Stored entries
----------
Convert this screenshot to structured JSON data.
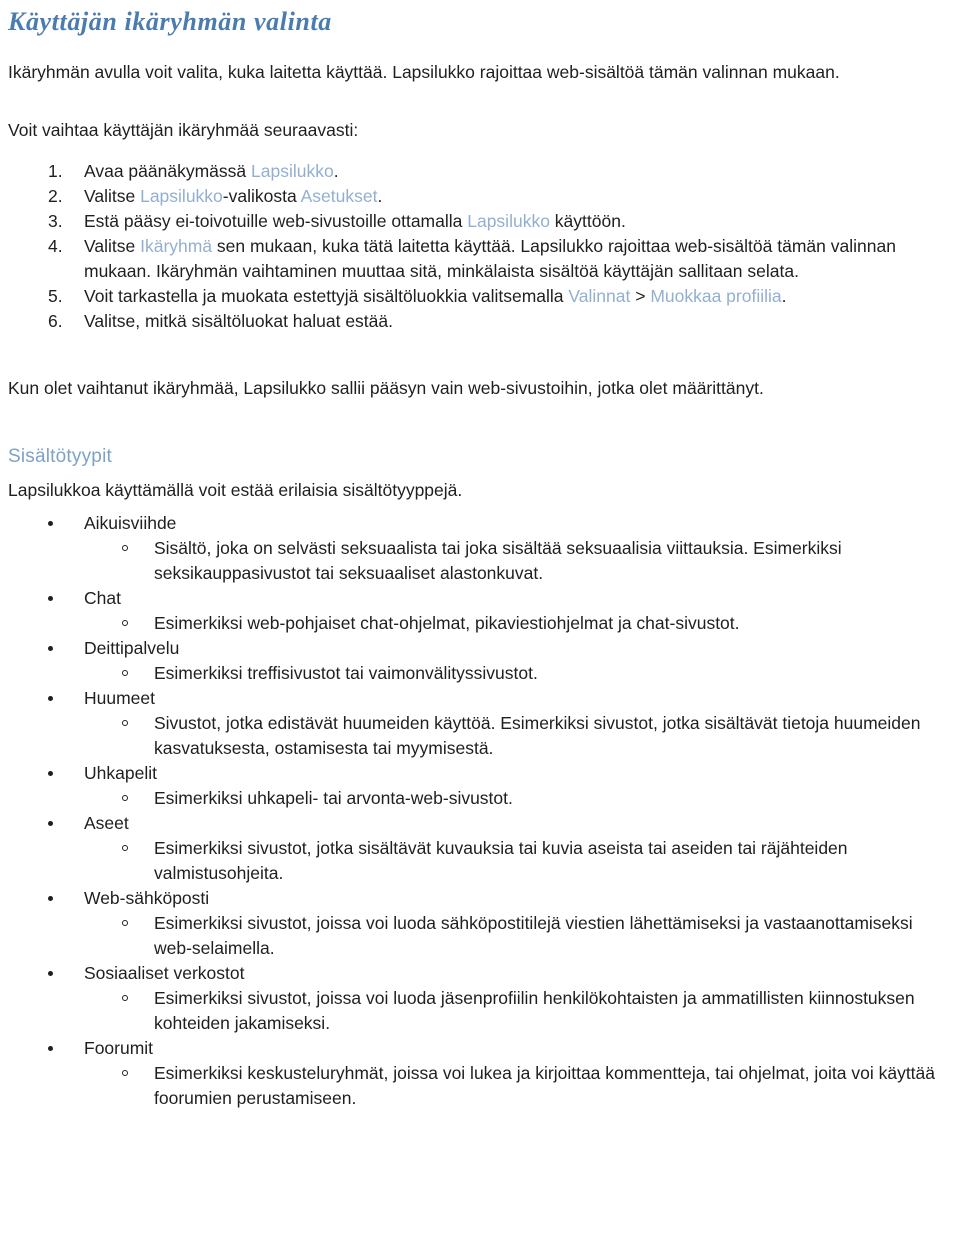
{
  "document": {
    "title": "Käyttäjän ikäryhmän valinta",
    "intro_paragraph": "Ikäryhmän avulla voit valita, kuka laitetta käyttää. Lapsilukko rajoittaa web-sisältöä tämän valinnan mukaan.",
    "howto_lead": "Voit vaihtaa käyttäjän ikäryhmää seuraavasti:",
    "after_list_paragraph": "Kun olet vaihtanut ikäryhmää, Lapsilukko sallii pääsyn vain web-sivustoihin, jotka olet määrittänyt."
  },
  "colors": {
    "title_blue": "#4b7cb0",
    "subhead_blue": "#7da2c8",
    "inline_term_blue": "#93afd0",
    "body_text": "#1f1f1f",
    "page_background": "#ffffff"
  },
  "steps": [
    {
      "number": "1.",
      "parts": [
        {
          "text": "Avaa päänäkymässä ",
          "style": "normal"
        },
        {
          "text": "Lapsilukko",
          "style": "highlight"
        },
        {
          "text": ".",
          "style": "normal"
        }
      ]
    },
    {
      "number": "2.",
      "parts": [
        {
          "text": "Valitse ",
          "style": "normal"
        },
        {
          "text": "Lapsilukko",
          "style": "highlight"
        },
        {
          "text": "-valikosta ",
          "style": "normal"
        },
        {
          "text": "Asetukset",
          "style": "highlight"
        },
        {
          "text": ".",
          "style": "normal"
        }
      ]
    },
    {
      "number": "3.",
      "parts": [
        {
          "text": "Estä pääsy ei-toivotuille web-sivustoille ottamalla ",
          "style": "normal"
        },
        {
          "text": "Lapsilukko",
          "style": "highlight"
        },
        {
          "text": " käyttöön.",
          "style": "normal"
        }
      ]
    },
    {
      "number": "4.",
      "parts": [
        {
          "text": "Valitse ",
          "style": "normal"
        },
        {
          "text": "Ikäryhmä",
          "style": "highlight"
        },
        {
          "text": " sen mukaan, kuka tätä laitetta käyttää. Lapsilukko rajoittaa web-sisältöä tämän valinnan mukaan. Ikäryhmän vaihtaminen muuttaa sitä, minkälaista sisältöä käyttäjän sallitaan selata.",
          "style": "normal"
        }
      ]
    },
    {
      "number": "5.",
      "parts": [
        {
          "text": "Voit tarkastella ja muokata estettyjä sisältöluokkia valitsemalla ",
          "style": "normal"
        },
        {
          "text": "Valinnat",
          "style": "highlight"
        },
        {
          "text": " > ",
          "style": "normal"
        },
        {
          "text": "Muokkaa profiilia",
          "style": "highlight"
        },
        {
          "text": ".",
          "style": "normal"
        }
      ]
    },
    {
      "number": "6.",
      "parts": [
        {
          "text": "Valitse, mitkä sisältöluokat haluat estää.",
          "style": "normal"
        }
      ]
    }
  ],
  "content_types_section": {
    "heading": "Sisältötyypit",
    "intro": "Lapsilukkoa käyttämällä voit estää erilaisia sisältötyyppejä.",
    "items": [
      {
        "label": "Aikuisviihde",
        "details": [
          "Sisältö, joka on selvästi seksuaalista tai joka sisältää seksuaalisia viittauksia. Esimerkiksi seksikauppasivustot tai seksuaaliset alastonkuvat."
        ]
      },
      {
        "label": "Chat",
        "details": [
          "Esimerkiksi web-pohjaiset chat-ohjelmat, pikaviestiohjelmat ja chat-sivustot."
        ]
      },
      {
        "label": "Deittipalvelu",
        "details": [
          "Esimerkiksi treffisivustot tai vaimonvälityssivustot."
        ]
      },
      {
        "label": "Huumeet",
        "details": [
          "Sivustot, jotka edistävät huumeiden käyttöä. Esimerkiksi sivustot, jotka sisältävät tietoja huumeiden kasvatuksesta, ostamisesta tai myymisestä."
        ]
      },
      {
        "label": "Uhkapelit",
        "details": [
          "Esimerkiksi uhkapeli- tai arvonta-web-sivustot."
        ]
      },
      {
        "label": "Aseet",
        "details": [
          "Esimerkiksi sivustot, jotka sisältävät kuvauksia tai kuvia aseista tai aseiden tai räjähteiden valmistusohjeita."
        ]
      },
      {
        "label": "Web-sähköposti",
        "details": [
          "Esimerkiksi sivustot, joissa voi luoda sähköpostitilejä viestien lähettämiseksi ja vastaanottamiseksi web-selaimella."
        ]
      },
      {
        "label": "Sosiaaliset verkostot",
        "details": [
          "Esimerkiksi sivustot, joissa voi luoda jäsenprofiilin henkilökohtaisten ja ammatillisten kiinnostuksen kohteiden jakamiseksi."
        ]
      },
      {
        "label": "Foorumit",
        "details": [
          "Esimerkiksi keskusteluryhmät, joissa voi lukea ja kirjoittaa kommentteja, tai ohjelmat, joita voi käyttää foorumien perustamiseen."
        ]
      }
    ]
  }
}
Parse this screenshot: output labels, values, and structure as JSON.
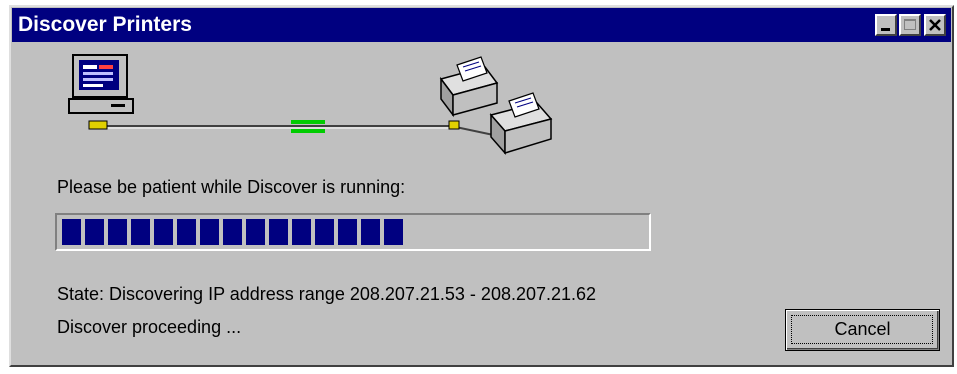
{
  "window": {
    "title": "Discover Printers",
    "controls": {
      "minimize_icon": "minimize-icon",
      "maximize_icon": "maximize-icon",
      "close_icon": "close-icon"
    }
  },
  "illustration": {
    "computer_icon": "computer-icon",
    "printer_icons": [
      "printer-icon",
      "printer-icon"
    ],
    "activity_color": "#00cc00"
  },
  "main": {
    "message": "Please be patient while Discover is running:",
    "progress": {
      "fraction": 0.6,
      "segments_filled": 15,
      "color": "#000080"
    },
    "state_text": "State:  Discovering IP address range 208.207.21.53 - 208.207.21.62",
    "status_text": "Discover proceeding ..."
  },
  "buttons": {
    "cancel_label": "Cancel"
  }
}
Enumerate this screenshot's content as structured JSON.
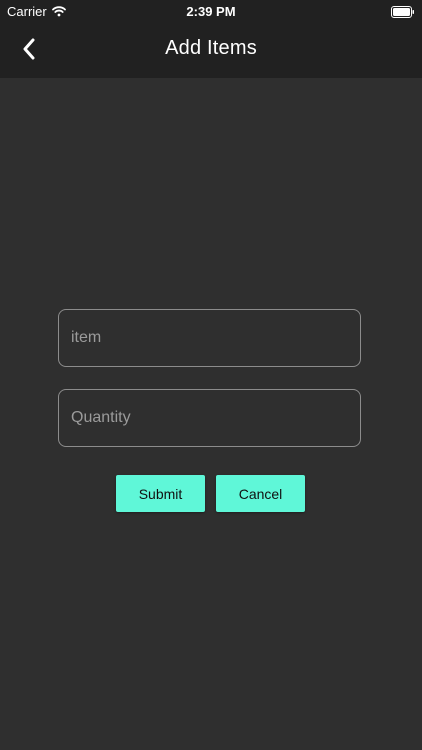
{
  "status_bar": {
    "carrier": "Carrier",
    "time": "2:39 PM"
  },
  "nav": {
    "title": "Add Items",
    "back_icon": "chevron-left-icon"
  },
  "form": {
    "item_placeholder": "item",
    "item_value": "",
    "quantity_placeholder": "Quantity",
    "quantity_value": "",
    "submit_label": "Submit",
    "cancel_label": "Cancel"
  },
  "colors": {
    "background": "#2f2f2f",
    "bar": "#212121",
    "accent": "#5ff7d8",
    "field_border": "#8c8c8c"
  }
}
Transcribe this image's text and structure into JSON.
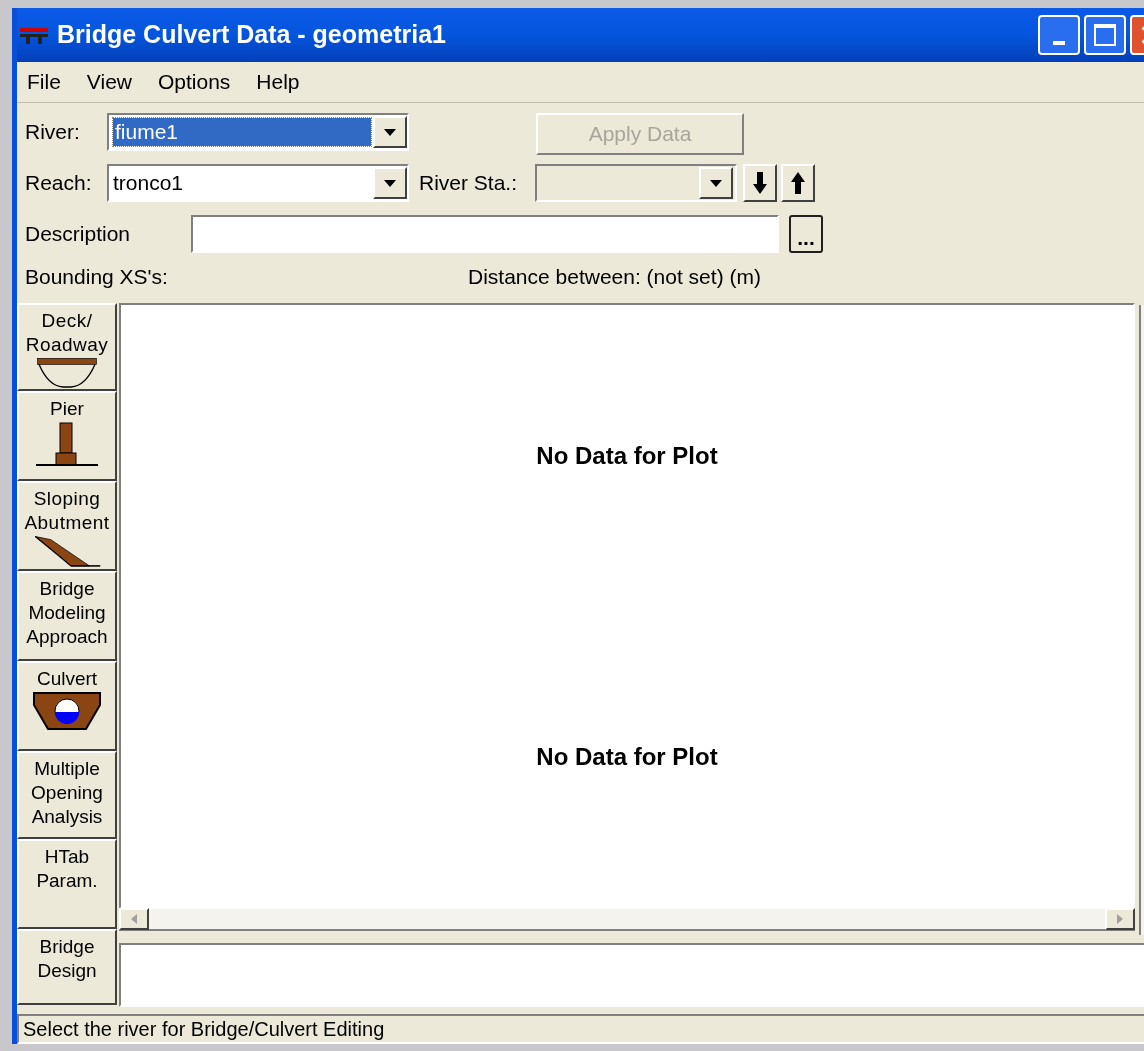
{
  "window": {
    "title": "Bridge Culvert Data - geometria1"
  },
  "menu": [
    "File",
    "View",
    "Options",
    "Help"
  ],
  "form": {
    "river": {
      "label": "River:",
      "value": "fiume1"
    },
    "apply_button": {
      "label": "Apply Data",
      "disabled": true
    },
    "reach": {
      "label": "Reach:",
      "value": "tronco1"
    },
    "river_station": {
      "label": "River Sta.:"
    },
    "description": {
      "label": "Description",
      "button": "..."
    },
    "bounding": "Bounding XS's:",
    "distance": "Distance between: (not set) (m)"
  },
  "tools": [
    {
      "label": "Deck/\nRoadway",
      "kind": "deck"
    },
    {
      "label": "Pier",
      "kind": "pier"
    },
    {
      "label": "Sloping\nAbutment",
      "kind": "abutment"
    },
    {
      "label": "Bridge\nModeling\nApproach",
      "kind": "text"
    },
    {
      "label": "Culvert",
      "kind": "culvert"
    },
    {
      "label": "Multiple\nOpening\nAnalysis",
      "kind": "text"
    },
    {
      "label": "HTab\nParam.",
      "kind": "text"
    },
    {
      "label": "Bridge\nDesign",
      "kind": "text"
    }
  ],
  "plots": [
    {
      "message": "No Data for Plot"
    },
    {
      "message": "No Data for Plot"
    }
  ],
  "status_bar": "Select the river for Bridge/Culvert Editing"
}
----------
◆ **EXERCISE DESCRIPTION**: Each line that has the word "tämän" counts once. How many such lines are in the data? Give the number alone.

◆ **CORRECT OUTPUT**: 2